MATERIAL TO PROCESS —
-- -- --
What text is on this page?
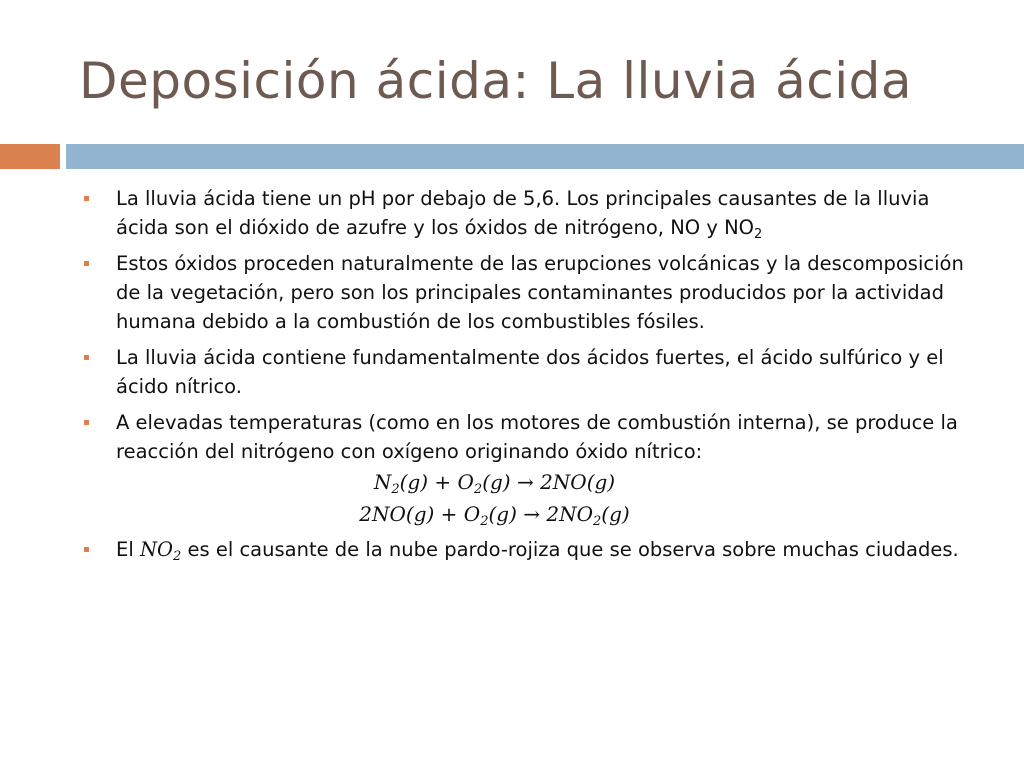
Deposición ácida: La lluvia ácida
La lluvia ácida tiene un pH por debajo de 5,6. Los principales causantes de la lluvia ácida son el dióxido de azufre y los óxidos de nitrógeno, NO y $NO_2$
Estos óxidos proceden naturalmente de las erupciones volcánicas y la descomposición de la vegetación, pero son los principales contaminantes producidos por la actividad humana debido a la combustión de los combustibles fósiles.
La lluvia ácida contiene fundamentalmente dos ácidos fuertes, el ácido sulfúrico y el ácido nítrico.
A elevadas temperaturas (como en los motores de combustión interna), se produce la reacción del nitrógeno con oxígeno originando óxido nítrico:
$N_2(g) + O_2(g) \to 2NO(g)$
$2NO(g) + O_2(g) \to 2NO_2(g)$
El $NO_2$ es el causante de la nube pardo-rojiza que se observa sobre muchas ciudades.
-- -- --
STATED PROBLEM — Return to the listing above and set it down exactly, leaving out its pictures.

RESPONSE TO THE EXERCISE —
What text is on this page?
Deposición ácida: La lluvia ácida
La lluvia ácida tiene un pH por debajo de 5,6. Los principales causantes de la lluvia ácida son el dióxido de azufre y los óxidos de nitrógeno, NO y $NO_2$
Estos óxidos proceden naturalmente de las erupciones volcánicas y la descomposición de la vegetación, pero son los principales contaminantes producidos por la actividad humana debido a la combustión de los combustibles fósiles.
La lluvia ácida contiene fundamentalmente dos ácidos fuertes, el ácido sulfúrico y el ácido nítrico.
A elevadas temperaturas (como en los motores de combustión interna), se produce la reacción del nitrógeno con oxígeno originando óxido nítrico:
$N_2(g) + O_2(g) \to 2NO(g)$
$2NO(g) + O_2(g) \to 2NO_2(g)$
El $NO_2$ es el causante de la nube pardo-rojiza que se observa sobre muchas ciudades.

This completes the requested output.